_Required work_: Each line containing the word "screenshot" should be found and copied.

(Dataset excerpts)
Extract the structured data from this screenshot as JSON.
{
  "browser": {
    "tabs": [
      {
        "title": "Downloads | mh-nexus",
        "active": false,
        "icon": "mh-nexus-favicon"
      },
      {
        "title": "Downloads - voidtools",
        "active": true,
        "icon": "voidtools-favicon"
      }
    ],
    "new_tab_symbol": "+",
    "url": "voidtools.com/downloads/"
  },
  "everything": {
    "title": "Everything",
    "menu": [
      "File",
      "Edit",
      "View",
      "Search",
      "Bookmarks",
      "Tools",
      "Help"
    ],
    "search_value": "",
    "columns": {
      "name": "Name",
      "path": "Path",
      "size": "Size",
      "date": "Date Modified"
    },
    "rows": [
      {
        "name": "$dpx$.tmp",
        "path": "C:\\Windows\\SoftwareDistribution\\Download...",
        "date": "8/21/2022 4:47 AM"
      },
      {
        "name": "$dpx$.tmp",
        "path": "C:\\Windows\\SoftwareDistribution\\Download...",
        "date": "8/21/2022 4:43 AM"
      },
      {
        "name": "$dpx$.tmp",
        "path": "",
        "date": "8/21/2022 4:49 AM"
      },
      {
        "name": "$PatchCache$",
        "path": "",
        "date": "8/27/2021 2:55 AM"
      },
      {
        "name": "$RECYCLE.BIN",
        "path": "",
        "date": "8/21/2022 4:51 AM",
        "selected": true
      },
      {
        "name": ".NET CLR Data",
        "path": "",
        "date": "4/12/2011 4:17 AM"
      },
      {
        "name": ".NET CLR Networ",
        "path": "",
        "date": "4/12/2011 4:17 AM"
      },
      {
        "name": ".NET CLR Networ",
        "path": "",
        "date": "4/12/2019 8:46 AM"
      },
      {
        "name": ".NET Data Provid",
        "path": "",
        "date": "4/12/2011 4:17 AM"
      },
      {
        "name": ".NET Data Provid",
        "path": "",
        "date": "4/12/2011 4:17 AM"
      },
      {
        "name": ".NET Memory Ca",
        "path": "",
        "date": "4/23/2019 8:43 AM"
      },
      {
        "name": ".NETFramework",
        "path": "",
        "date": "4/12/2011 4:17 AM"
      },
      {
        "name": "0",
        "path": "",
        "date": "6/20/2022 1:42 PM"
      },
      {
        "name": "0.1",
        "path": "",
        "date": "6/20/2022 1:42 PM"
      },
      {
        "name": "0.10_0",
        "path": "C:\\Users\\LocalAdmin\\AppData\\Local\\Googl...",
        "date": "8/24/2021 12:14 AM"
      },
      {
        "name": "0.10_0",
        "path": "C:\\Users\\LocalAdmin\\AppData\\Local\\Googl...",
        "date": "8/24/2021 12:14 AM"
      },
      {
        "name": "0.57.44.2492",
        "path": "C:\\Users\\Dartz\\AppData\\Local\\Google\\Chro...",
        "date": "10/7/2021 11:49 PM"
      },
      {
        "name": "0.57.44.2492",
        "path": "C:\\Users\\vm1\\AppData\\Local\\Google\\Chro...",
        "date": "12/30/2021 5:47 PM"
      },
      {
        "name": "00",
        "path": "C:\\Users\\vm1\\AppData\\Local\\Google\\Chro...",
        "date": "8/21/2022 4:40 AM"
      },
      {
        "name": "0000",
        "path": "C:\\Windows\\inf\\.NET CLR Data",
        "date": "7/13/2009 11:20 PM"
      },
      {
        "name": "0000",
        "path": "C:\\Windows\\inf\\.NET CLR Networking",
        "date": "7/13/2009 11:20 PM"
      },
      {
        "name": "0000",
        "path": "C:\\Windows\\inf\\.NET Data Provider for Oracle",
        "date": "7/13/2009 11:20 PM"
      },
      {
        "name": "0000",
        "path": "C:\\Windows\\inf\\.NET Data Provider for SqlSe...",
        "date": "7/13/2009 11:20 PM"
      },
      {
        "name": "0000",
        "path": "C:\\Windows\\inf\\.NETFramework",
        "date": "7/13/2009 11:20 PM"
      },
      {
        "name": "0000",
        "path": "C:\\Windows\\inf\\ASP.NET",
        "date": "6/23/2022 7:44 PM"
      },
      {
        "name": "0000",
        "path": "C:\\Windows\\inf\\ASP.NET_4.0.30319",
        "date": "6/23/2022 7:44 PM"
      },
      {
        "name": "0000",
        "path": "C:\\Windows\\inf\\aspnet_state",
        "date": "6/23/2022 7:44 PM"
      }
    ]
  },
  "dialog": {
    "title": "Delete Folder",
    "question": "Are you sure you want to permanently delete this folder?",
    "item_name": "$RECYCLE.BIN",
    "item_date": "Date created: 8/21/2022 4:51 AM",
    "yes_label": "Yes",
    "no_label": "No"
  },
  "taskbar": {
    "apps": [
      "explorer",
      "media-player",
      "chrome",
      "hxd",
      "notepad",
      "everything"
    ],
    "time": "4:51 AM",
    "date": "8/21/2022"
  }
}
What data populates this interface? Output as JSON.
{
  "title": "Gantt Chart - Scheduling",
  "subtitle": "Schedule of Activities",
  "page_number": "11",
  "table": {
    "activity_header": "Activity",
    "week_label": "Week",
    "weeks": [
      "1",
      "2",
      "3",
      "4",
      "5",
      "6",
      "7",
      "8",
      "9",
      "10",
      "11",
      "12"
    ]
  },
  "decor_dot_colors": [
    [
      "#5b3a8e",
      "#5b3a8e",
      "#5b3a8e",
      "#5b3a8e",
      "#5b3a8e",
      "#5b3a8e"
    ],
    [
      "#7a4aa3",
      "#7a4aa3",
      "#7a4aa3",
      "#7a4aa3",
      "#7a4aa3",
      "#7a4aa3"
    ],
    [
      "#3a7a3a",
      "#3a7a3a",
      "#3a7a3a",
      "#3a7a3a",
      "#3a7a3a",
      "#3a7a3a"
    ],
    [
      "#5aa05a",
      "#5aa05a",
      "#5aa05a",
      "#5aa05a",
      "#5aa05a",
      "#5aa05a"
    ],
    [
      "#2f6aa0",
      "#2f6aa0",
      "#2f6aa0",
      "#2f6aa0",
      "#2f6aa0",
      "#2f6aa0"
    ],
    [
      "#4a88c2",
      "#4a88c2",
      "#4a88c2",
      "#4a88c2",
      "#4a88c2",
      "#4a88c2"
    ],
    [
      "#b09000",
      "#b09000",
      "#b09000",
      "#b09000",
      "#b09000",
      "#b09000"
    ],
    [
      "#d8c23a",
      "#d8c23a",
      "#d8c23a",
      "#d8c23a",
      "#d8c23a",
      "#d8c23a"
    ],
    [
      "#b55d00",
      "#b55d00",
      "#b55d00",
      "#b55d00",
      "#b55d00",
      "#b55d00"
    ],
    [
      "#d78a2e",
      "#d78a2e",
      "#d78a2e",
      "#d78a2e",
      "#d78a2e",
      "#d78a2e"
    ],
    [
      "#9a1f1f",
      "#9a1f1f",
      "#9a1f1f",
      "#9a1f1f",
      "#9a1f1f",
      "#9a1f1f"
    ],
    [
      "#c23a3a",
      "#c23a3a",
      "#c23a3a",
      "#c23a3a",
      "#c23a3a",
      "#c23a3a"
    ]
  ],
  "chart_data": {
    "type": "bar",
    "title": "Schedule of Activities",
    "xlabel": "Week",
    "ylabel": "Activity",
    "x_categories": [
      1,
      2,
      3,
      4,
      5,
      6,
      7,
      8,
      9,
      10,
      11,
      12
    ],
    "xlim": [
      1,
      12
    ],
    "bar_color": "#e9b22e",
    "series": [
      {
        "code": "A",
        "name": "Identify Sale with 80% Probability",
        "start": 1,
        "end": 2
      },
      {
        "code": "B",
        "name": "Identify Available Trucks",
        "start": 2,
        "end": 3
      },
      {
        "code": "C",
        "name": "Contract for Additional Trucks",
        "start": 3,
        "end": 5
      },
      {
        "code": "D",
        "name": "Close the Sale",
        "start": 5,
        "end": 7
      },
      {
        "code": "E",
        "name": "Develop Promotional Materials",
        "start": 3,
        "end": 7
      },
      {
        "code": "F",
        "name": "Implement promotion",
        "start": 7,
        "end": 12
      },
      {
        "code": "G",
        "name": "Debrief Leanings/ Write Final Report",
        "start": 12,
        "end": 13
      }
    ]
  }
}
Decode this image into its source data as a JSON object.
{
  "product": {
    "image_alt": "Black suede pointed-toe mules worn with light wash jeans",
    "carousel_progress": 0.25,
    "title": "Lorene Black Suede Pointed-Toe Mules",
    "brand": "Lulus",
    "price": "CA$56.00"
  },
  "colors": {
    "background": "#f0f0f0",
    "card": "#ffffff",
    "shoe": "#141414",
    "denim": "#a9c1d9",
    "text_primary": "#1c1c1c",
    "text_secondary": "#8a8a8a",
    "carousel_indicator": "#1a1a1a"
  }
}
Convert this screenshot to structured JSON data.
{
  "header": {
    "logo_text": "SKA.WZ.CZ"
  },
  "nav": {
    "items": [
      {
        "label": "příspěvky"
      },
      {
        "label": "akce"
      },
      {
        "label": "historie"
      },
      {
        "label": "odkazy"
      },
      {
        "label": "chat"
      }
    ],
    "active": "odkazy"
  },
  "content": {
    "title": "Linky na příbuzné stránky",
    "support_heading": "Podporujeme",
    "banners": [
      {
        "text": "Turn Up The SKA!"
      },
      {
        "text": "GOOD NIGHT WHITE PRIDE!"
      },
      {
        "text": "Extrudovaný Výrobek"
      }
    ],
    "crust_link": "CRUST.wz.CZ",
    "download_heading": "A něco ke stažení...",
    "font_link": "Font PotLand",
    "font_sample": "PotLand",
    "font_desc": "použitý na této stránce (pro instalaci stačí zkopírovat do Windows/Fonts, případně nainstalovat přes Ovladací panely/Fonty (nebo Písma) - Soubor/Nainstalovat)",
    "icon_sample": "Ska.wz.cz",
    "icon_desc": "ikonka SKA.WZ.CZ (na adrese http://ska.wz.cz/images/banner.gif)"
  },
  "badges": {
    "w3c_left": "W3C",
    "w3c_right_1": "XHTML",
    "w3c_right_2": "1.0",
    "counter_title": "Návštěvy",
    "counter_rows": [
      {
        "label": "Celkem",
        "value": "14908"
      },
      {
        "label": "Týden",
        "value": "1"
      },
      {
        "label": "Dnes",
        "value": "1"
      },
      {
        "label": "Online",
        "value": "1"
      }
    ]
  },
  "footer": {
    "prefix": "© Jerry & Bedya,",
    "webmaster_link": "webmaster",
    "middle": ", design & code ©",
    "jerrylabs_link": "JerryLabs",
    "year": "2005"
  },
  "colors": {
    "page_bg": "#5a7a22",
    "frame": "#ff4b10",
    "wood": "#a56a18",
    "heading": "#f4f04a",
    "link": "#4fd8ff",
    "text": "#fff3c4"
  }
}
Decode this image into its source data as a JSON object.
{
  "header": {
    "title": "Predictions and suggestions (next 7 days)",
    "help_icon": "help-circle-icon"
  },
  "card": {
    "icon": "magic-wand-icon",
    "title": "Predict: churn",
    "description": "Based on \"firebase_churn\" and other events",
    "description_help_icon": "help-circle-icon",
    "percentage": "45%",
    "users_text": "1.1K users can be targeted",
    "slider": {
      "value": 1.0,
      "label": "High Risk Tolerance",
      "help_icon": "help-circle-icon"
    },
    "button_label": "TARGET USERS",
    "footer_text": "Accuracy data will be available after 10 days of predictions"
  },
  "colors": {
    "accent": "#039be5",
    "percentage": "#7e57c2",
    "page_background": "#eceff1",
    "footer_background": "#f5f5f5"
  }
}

_Task response_:
Extract the structured data from this screenshot as JSON.
Convert this screenshot to structured JSON data.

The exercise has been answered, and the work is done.